Aim: Lines containing the word "were" are to be located and copied.

___ Excerpted records ___

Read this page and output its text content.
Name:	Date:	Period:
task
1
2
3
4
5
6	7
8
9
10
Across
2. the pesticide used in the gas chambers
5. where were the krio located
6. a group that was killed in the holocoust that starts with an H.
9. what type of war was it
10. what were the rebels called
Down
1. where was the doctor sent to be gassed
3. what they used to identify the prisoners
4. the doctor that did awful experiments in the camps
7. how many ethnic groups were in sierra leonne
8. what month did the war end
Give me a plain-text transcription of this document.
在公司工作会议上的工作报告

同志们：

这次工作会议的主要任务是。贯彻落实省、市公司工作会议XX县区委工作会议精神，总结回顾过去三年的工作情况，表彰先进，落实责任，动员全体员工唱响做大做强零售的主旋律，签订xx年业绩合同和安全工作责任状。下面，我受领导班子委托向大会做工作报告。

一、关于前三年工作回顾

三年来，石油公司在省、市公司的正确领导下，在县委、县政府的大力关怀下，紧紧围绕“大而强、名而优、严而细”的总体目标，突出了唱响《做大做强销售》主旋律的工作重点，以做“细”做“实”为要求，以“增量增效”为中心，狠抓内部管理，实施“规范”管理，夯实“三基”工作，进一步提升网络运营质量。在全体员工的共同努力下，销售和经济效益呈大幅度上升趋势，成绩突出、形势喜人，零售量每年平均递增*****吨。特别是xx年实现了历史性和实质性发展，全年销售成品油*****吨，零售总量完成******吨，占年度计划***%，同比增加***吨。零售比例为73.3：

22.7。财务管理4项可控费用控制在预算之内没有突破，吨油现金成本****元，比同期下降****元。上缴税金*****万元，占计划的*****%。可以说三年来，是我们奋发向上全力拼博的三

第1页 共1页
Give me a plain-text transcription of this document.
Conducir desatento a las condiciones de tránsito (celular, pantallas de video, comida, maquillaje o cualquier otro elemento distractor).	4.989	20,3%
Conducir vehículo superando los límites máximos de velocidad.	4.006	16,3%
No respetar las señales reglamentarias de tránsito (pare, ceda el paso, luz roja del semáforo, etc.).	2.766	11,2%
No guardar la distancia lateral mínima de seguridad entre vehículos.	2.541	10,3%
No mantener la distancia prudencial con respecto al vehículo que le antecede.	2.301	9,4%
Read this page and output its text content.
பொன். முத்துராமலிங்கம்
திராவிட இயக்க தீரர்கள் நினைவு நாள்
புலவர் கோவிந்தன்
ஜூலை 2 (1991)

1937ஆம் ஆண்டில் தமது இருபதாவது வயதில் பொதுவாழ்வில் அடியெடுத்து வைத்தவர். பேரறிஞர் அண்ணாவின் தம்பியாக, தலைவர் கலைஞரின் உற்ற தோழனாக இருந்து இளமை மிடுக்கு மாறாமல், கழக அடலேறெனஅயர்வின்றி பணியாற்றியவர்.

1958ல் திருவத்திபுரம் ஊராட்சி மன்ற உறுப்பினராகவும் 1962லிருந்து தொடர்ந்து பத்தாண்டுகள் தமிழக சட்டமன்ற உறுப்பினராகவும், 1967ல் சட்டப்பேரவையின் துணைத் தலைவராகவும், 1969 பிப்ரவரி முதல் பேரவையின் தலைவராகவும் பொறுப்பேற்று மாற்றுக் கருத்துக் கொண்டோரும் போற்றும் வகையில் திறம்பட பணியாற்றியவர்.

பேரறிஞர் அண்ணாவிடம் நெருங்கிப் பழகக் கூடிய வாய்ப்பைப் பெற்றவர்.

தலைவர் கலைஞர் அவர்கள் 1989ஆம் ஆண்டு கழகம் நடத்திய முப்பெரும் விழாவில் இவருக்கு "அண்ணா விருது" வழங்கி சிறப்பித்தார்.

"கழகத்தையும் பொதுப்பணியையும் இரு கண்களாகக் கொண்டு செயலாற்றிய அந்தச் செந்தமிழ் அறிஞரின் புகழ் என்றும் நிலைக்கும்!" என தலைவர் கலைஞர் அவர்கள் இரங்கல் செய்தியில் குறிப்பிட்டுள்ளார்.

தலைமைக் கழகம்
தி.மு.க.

___

Exercise response:
5. where were the krio located
10. what were the rebels called
7. how many ethnic groups were in sierra leonne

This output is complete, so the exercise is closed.